→ **Work instructions**: Drop all images and give the records again exactly.

→ **Dataset extract**:

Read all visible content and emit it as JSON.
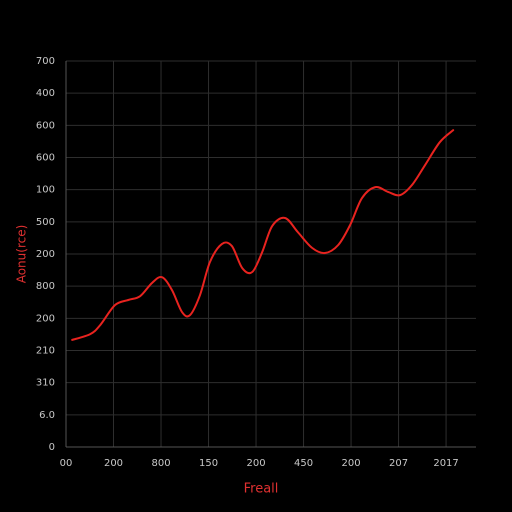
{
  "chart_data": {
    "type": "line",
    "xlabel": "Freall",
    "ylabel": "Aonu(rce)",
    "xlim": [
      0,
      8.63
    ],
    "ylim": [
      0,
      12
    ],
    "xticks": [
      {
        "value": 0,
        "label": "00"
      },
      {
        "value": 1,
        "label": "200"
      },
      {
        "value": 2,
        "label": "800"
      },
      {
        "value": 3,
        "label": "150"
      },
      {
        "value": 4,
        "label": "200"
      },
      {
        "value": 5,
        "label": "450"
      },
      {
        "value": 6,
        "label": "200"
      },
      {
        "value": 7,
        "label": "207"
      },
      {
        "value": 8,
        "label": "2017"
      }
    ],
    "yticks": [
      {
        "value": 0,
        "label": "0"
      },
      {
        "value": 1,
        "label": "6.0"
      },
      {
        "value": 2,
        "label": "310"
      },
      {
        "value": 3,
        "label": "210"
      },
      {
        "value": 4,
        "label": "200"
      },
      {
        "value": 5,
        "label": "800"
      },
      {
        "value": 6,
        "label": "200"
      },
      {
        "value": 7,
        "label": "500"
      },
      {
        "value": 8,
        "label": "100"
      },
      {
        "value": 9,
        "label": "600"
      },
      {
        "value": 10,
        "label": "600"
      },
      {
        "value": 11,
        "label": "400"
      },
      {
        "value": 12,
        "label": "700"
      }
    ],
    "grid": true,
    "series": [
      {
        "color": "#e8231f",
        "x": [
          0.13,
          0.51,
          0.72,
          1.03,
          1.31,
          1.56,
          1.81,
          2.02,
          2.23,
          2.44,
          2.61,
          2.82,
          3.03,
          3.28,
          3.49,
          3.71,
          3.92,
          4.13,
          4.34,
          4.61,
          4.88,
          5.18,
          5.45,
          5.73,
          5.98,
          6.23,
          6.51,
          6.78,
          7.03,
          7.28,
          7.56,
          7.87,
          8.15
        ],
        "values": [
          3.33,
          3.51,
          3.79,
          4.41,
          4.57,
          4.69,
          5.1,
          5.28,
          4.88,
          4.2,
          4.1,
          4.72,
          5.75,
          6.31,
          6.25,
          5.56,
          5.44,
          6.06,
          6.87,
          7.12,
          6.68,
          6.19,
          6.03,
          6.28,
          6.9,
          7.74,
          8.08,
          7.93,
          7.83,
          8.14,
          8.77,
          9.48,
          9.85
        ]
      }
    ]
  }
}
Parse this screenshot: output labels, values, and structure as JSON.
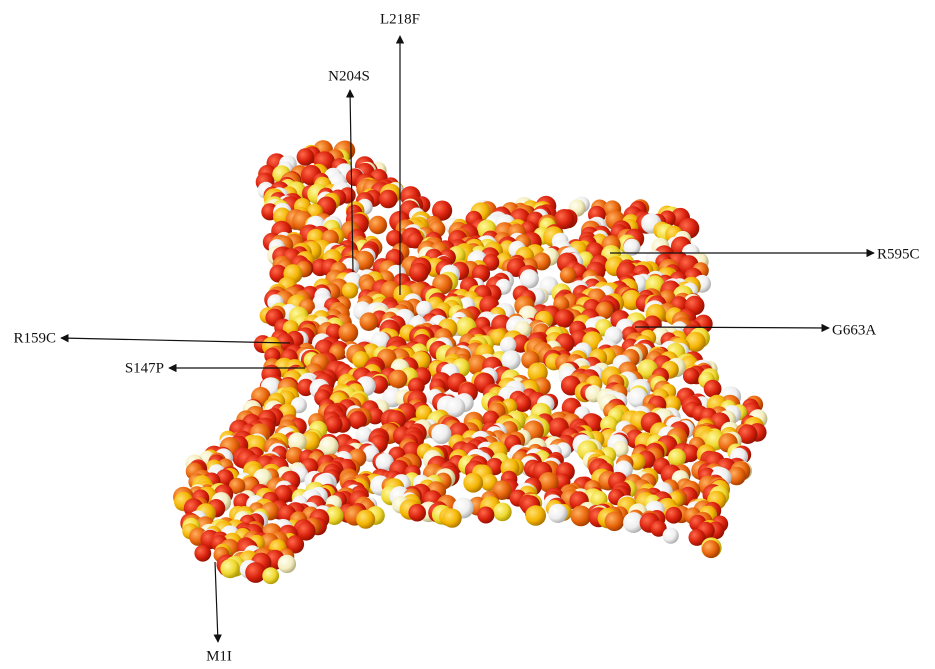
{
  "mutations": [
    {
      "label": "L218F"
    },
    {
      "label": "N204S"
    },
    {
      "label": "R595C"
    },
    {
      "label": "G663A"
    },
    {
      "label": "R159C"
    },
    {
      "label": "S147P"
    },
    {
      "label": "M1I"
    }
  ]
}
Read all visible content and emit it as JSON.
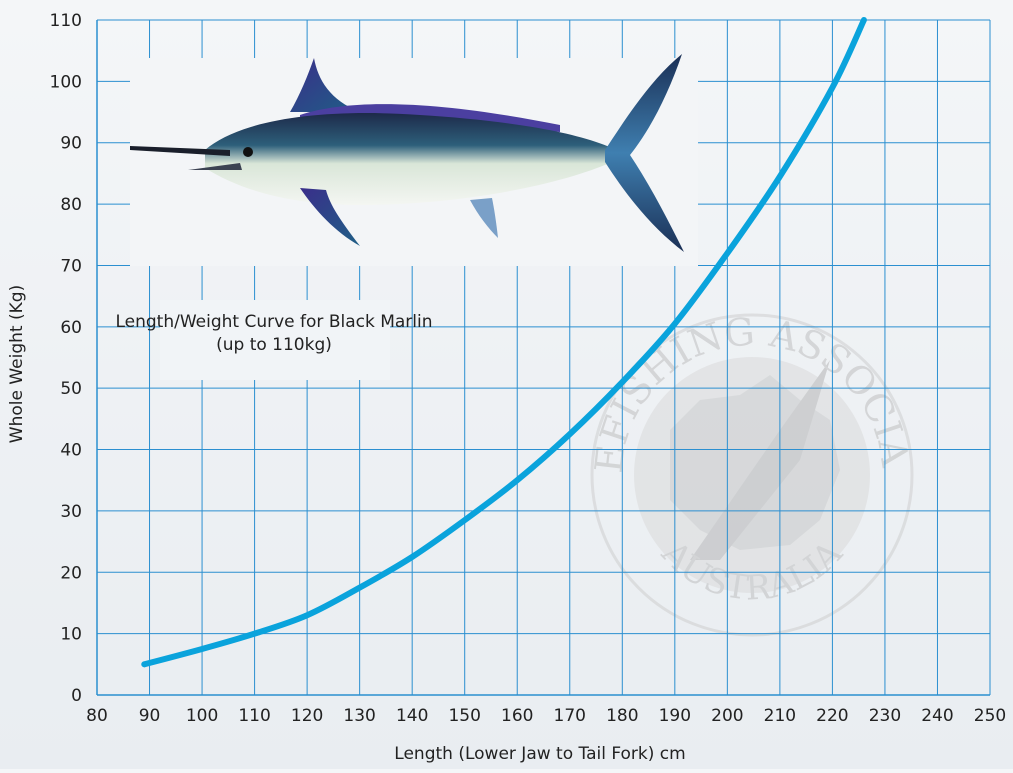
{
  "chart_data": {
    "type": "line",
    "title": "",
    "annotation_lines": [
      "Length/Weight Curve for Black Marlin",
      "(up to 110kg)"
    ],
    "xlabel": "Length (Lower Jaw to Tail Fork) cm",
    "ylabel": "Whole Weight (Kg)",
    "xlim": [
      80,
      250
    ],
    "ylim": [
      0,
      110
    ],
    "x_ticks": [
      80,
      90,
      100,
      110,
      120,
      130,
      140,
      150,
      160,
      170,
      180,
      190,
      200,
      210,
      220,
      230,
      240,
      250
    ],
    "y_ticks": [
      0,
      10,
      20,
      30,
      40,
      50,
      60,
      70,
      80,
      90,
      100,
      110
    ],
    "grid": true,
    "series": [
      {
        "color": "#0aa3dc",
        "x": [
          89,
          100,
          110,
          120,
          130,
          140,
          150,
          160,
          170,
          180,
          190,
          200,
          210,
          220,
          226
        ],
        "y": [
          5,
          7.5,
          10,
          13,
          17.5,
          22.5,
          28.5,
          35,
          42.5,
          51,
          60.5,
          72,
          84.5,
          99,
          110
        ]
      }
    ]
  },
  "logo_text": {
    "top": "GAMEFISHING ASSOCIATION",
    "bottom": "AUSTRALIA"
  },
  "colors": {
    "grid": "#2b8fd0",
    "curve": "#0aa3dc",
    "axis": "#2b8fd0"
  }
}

→ **Solution for this problem**:
Read all visible content and emit it as JSON.
{
  "chart_data": {
    "type": "line",
    "xlabel": "Freall",
    "ylabel": "Aonu(rce)",
    "xlim": [
      0,
      8.63
    ],
    "ylim": [
      0,
      12
    ],
    "xticks": [
      {
        "value": 0,
        "label": "00"
      },
      {
        "value": 1,
        "label": "200"
      },
      {
        "value": 2,
        "label": "800"
      },
      {
        "value": 3,
        "label": "150"
      },
      {
        "value": 4,
        "label": "200"
      },
      {
        "value": 5,
        "label": "450"
      },
      {
        "value": 6,
        "label": "200"
      },
      {
        "value": 7,
        "label": "207"
      },
      {
        "value": 8,
        "label": "2017"
      }
    ],
    "yticks": [
      {
        "value": 0,
        "label": "0"
      },
      {
        "value": 1,
        "label": "6.0"
      },
      {
        "value": 2,
        "label": "310"
      },
      {
        "value": 3,
        "label": "210"
      },
      {
        "value": 4,
        "label": "200"
      },
      {
        "value": 5,
        "label": "800"
      },
      {
        "value": 6,
        "label": "200"
      },
      {
        "value": 7,
        "label": "500"
      },
      {
        "value": 8,
        "label": "100"
      },
      {
        "value": 9,
        "label": "600"
      },
      {
        "value": 10,
        "label": "600"
      },
      {
        "value": 11,
        "label": "400"
      },
      {
        "value": 12,
        "label": "700"
      }
    ],
    "grid": true,
    "series": [
      {
        "color": "#e8231f",
        "x": [
          0.13,
          0.51,
          0.72,
          1.03,
          1.31,
          1.56,
          1.81,
          2.02,
          2.23,
          2.44,
          2.61,
          2.82,
          3.03,
          3.28,
          3.49,
          3.71,
          3.92,
          4.13,
          4.34,
          4.61,
          4.88,
          5.18,
          5.45,
          5.73,
          5.98,
          6.23,
          6.51,
          6.78,
          7.03,
          7.28,
          7.56,
          7.87,
          8.15
        ],
        "values": [
          3.33,
          3.51,
          3.79,
          4.41,
          4.57,
          4.69,
          5.1,
          5.28,
          4.88,
          4.2,
          4.1,
          4.72,
          5.75,
          6.31,
          6.25,
          5.56,
          5.44,
          6.06,
          6.87,
          7.12,
          6.68,
          6.19,
          6.03,
          6.28,
          6.9,
          7.74,
          8.08,
          7.93,
          7.83,
          8.14,
          8.77,
          9.48,
          9.85
        ]
      }
    ]
  }
}
Parse this screenshot: output labels, values, and structure as JSON.
{
  "mutations": [
    {
      "label": "L218F"
    },
    {
      "label": "N204S"
    },
    {
      "label": "R595C"
    },
    {
      "label": "G663A"
    },
    {
      "label": "R159C"
    },
    {
      "label": "S147P"
    },
    {
      "label": "M1I"
    }
  ]
}
Read all visible content and emit it as JSON.
{
  "chart_data": {
    "type": "line",
    "title": "",
    "annotation_lines": [
      "Length/Weight Curve for Black Marlin",
      "(up to 110kg)"
    ],
    "xlabel": "Length (Lower Jaw to Tail Fork) cm",
    "ylabel": "Whole Weight (Kg)",
    "xlim": [
      80,
      250
    ],
    "ylim": [
      0,
      110
    ],
    "x_ticks": [
      80,
      90,
      100,
      110,
      120,
      130,
      140,
      150,
      160,
      170,
      180,
      190,
      200,
      210,
      220,
      230,
      240,
      250
    ],
    "y_ticks": [
      0,
      10,
      20,
      30,
      40,
      50,
      60,
      70,
      80,
      90,
      100,
      110
    ],
    "grid": true,
    "series": [
      {
        "color": "#0aa3dc",
        "x": [
          89,
          100,
          110,
          120,
          130,
          140,
          150,
          160,
          170,
          180,
          190,
          200,
          210,
          220,
          226
        ],
        "y": [
          5,
          7.5,
          10,
          13,
          17.5,
          22.5,
          28.5,
          35,
          42.5,
          51,
          60.5,
          72,
          84.5,
          99,
          110
        ]
      }
    ]
  },
  "logo_text": {
    "top": "GAMEFISHING ASSOCIATION",
    "bottom": "AUSTRALIA"
  },
  "colors": {
    "grid": "#2b8fd0",
    "curve": "#0aa3dc",
    "axis": "#2b8fd0"
  }
}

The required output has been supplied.